[Reading passage Boundary: Start]

One of my favorite NSFW sites, which I've happily visited since I was a wee lad at university, has been down since about June this year. Attempts to connect to it would always time out. This kind of thing has happened to this site before, but never for this long a duration. Previously it would come back after a month or two at most. I think I have to finally accept that this site is gone for good.
 
One of my favorite NSFW sites, which I've happily visited since I was a wee lad at university, has been down since about June this year. Attempts to connect to it would always time out. This kind of thing has happened to this site before, but never for this long a duration. Previously it would come back after a month or two at most. I think I have to finally accept that this site is gone for good.
Finally blocked external connections to the workplace security cameras eh?
 

GasBandit

Staff member
One of my favorite NSFW sites, which I've happily visited since I was a wee lad at university, has been down since about June this year. Attempts to connect to it would always time out. This kind of thing has happened to this site before, but never for this long a duration. Previously it would come back after a month or two at most. I think I have to finally accept that this site is gone for good.
Alas it's been happening to several lately. Not because they're not profitable, but apparently it's getting harder to find banks willing to take money from adult entertainment businesses. Especially in Canada, which has recently been tightening up due to "know your customer" legislation.

This link explains why one site that was older than pornhub shut down (site may trigger NSFW alarms / filters even though the link itself if SFW, so best wait to get home to click it)
 
Welp, I fucked up.

You know how beard trimmers and the sort have swappable guards? I took mine off to trim under the beard to get rid of a growing neck beard.

Then I spotted some more hairs on the cheek part of the beard that needed trimming...only I forgot to put the guard back on and accidentally shaved off a big 'ol patch of hair, right to the skin.

So, I said screw it and shaved it clean for the first time in I think 6 years or so.

BEHOLD THE BABY FACE.
20221216_185720.jpg
20221216_185711.jpg

I'll probably try growing it back ASAP, but it's gonna be some cold walks to work for awhile.
 
Welp, I fucked up.

You know how beard trimmers and the sort have swappable guards? I took mine off to trim under the beard to get rid of a growing neck beard.

Then I spotted some more hairs on the cheek part of the beard that needed trimming...only I forgot to put the guard back on and accidentally shaved off a big 'ol patch of hair, right to the skin.

[Reading passage Boundary: End]
[Provided material Boundary: Start]

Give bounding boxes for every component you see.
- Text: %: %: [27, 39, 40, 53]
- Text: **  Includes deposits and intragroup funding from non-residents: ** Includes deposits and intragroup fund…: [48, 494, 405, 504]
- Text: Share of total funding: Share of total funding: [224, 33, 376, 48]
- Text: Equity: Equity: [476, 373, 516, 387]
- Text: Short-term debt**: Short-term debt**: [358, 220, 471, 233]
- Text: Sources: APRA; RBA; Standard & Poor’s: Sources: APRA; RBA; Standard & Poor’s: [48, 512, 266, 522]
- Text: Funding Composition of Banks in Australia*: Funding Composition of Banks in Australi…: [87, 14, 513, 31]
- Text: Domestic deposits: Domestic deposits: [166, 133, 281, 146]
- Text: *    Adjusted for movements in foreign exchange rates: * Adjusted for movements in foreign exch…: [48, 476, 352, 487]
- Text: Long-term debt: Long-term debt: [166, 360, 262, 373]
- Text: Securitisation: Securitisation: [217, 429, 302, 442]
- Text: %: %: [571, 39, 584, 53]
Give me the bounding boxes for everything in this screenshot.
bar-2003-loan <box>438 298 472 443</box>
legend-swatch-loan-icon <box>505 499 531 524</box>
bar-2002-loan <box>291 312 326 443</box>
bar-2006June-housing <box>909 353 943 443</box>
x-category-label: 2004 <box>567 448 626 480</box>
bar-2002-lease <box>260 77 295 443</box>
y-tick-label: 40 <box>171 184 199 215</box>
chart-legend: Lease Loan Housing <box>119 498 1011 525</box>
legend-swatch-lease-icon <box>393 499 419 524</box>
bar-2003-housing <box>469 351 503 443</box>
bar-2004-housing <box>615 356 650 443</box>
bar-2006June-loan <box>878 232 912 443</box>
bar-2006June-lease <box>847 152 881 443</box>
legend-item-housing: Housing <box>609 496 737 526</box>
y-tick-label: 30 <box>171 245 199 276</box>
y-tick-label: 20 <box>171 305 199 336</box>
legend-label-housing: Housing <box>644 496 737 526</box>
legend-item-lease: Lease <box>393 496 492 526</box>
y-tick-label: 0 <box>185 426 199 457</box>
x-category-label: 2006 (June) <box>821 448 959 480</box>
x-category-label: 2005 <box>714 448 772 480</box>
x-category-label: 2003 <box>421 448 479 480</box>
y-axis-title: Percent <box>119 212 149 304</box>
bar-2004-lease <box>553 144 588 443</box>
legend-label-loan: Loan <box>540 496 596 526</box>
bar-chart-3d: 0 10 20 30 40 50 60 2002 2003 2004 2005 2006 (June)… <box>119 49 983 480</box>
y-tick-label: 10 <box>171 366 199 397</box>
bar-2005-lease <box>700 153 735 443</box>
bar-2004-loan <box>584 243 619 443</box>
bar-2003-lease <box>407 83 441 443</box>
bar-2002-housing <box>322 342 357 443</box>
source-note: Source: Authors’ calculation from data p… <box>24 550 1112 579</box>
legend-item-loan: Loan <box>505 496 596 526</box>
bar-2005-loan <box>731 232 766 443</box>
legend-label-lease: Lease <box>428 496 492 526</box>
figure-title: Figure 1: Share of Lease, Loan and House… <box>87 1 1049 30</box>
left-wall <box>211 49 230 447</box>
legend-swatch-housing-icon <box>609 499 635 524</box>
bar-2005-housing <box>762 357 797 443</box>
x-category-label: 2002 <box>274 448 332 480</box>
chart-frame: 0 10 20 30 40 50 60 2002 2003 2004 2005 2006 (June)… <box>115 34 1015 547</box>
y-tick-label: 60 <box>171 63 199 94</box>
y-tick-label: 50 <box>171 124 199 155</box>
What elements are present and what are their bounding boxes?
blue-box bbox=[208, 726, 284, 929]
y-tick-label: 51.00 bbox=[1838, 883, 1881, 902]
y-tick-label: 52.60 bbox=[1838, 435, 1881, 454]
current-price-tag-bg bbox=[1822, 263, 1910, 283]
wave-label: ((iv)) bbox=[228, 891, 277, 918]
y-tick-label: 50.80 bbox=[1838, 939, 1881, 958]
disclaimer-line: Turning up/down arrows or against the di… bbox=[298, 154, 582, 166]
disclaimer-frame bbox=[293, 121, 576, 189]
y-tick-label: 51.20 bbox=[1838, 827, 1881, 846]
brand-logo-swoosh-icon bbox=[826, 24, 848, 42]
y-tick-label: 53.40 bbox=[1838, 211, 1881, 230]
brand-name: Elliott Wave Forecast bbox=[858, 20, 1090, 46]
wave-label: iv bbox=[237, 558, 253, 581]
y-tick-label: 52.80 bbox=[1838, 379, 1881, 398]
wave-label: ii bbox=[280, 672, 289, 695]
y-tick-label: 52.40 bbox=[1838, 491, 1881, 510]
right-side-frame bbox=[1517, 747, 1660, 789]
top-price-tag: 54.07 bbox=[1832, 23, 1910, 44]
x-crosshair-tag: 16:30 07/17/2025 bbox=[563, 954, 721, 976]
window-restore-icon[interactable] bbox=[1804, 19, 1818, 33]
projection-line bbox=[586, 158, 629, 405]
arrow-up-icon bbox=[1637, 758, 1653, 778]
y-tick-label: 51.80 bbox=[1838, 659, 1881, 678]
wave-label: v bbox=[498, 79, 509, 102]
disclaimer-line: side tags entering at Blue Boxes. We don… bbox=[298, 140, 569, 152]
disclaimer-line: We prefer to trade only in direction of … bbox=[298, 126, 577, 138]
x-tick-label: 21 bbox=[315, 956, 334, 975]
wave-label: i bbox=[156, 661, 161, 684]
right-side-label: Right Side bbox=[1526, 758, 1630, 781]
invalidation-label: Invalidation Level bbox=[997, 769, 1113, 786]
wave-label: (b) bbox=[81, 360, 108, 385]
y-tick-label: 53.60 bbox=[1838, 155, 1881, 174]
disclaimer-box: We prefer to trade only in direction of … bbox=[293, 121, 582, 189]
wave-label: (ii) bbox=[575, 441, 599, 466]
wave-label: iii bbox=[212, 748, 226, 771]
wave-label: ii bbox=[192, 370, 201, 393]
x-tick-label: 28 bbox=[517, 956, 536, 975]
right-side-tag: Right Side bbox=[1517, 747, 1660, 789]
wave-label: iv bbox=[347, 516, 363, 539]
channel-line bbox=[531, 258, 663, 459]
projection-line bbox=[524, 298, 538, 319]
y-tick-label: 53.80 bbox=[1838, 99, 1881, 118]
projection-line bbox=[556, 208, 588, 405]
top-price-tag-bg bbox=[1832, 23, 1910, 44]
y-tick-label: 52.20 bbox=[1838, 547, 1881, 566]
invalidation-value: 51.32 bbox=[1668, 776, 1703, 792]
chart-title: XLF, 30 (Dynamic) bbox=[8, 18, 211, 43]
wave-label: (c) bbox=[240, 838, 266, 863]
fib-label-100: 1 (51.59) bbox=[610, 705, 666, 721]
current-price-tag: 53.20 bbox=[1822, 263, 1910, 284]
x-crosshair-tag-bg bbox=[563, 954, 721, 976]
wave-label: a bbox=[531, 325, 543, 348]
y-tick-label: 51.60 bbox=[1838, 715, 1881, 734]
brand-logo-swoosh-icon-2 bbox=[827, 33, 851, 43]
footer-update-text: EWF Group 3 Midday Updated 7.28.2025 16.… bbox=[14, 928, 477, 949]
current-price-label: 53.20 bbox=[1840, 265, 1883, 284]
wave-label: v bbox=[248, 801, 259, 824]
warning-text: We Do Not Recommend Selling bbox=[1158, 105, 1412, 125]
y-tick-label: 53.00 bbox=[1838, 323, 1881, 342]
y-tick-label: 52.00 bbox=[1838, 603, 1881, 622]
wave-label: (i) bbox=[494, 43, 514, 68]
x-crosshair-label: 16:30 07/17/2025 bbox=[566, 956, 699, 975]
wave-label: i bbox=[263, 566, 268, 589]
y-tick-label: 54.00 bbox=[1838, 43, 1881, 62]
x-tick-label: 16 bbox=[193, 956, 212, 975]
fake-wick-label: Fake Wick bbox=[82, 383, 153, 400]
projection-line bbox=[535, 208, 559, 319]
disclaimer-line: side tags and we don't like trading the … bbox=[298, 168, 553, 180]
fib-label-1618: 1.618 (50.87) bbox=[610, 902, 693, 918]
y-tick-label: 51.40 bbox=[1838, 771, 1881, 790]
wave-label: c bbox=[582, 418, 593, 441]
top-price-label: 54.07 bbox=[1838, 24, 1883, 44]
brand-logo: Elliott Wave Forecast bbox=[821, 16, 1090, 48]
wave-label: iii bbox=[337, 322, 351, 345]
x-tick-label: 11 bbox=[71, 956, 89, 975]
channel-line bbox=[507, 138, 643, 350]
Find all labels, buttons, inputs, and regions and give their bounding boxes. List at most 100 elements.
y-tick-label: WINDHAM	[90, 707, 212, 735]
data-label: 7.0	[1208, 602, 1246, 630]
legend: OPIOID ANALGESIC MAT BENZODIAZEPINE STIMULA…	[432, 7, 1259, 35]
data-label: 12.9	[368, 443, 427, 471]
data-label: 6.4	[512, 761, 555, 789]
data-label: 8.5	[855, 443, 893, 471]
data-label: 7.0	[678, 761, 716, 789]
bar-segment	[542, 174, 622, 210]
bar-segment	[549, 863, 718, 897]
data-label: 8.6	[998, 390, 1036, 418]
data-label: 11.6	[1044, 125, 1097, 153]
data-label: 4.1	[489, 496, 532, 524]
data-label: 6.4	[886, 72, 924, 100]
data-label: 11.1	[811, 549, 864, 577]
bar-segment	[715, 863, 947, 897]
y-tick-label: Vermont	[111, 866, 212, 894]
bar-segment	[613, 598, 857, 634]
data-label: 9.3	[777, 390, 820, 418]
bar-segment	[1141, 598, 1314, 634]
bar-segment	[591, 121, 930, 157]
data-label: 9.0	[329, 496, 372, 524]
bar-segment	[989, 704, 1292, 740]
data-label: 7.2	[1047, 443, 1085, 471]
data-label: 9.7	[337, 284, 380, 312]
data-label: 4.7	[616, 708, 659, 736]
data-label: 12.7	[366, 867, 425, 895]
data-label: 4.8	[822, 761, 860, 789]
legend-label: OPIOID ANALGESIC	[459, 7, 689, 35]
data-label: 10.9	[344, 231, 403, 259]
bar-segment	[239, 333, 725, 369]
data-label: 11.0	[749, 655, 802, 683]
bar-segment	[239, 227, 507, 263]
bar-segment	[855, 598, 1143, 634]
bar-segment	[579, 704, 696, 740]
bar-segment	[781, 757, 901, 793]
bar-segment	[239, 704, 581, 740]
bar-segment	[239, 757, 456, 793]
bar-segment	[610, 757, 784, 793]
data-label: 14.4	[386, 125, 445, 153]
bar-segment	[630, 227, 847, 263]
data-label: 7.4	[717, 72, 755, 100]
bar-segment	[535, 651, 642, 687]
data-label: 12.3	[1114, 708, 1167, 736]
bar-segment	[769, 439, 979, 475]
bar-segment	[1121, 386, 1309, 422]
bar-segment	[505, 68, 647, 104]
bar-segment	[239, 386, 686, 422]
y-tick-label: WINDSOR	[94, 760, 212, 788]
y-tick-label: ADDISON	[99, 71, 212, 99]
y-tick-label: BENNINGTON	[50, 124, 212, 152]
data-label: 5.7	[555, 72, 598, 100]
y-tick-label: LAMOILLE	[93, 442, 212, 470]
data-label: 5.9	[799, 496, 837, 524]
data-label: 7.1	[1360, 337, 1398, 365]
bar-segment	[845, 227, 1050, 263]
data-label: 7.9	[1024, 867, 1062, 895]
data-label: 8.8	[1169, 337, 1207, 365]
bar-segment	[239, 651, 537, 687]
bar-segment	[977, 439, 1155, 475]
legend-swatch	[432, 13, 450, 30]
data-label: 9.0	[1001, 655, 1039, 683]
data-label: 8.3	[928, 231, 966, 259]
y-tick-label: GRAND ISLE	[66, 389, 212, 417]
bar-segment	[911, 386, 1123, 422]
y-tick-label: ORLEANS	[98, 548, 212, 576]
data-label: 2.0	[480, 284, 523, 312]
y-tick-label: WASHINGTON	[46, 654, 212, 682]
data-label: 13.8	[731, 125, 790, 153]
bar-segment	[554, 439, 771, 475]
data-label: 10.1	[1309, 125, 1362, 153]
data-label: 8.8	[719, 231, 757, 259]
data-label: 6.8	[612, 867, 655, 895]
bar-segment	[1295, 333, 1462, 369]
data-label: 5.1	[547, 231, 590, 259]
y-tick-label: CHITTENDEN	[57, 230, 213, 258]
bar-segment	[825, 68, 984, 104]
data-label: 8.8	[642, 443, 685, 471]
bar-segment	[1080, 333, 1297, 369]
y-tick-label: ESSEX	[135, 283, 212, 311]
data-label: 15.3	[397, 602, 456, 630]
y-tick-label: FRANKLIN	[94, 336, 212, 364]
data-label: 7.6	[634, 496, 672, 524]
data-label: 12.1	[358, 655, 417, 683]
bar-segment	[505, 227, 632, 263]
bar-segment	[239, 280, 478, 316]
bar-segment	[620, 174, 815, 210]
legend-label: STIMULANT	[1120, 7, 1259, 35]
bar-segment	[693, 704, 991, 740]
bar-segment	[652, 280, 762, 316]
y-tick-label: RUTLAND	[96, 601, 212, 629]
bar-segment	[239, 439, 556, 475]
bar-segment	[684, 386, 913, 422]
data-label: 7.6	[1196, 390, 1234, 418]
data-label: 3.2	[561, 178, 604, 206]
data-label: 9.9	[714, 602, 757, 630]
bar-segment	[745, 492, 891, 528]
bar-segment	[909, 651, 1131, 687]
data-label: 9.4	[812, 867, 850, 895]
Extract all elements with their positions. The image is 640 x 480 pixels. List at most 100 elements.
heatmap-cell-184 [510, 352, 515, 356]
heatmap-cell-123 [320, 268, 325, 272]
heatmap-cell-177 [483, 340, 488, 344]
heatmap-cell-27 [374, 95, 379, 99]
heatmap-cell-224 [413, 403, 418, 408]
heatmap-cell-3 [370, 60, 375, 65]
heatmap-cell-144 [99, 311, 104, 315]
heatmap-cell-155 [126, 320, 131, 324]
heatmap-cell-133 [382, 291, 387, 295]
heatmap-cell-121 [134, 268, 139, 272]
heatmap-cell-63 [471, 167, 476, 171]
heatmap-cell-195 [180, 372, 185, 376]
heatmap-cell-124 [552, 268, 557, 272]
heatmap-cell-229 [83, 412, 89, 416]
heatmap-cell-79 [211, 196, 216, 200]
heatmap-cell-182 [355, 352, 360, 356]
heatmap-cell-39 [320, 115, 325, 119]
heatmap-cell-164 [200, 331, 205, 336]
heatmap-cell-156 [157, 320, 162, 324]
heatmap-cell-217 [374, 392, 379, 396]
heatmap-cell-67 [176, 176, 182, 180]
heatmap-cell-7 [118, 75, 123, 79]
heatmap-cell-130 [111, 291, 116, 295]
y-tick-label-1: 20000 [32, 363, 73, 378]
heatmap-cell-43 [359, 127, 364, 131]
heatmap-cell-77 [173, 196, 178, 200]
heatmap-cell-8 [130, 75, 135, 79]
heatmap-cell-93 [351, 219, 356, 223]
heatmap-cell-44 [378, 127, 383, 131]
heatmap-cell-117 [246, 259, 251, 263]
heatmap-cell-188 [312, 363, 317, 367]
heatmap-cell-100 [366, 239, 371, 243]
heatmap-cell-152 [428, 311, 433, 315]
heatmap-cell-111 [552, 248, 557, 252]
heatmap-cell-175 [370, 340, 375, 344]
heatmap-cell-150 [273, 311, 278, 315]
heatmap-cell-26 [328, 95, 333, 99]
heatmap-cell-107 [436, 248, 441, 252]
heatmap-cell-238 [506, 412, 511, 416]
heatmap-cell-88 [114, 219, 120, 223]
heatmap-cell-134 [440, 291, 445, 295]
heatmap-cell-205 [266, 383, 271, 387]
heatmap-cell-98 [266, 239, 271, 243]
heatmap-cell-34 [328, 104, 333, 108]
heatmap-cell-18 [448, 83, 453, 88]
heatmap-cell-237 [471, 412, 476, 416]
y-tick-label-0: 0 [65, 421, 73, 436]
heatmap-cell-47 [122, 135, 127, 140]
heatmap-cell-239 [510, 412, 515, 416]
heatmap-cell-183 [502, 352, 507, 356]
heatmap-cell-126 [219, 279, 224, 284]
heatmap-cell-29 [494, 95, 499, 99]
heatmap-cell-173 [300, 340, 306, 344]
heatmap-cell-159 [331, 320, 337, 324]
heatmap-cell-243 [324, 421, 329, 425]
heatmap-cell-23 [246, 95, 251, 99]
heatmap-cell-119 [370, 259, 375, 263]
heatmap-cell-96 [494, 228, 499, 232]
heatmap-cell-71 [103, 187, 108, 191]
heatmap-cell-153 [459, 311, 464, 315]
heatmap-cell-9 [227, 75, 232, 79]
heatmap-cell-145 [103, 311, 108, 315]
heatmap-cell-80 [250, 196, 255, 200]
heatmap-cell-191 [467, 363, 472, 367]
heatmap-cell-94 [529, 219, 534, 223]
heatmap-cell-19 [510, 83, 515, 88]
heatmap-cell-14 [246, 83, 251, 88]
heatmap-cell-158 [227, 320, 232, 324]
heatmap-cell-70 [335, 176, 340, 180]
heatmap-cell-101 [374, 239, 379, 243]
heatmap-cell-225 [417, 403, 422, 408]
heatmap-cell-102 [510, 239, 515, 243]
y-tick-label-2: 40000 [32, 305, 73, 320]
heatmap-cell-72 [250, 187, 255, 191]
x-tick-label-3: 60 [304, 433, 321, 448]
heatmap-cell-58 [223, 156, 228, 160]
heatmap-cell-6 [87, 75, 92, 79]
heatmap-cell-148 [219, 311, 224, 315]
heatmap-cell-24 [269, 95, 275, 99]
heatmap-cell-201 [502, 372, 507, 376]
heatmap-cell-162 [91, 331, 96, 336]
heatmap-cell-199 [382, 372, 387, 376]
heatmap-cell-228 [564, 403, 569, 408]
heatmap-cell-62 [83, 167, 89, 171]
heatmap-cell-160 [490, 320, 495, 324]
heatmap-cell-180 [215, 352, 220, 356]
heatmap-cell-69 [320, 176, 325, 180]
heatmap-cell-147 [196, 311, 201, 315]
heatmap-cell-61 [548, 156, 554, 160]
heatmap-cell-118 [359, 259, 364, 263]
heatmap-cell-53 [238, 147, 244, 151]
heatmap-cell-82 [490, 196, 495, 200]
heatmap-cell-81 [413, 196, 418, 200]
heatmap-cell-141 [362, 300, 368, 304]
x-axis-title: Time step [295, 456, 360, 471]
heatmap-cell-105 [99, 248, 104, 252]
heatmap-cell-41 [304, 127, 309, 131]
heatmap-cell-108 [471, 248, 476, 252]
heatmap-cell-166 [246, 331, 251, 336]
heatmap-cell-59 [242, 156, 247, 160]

[Provided material Boundary: End]

*Aim of the task*.
Pick up the forum thread about a vanished website and a beard-trimming mishap right after its last sentence, and keep writing it.

*Response to the task*.
So, I said screw it and shaved it clean for the first time in I think 6 years or so.

BEHOLD THE BABY FACE.

I'll probably try growing it back ASAP, but it's gonna be some cold walks to work for awhile.
I think a beard really compliments your face but... it's actually not bad
 
That's almost always how I end up fully shaved.

Oops. Well better even it out. Oops.
It was such a big patch, I didn't even bother trying that. I REALLY fucked up in a way I'd always dreaded.

As I was shaving everything off, I briefly kept the stache to see how it might look. It was awful. Like a bad pornstache or I looked like the type who invited kids to his van. That awful.
 

figmentPez

Staff member
Then I spotted some more hairs on the cheek part of the beard that needed trimming...only I forgot to put the guard back on and accidentally shaved off a big 'ol patch of hair, right to the skin.
I once did that while cutting my hair. Big old stripe of bald at the back of my head. Ended up buzzing the whole thing to even it out. That was back when I had a really simple buzz cut, so it only took a couple weeks for things to grow back to normal. I'm not sure what I'd do if I made the same mistake now.
 
I'm worried this is about to happen to me as well. Every year for the past 9 years or so I've gotten sick right before Christmas, like clockwork.
 

figmentPez

Staff member
It's a good thing I can't reach through the internet and slap people, or every person who asks for a video game recommendation without providing any information about what their preferences or interests are would be getting smacked. If you don't want personalized recommendations, then just google "best video games" and read some top ten list.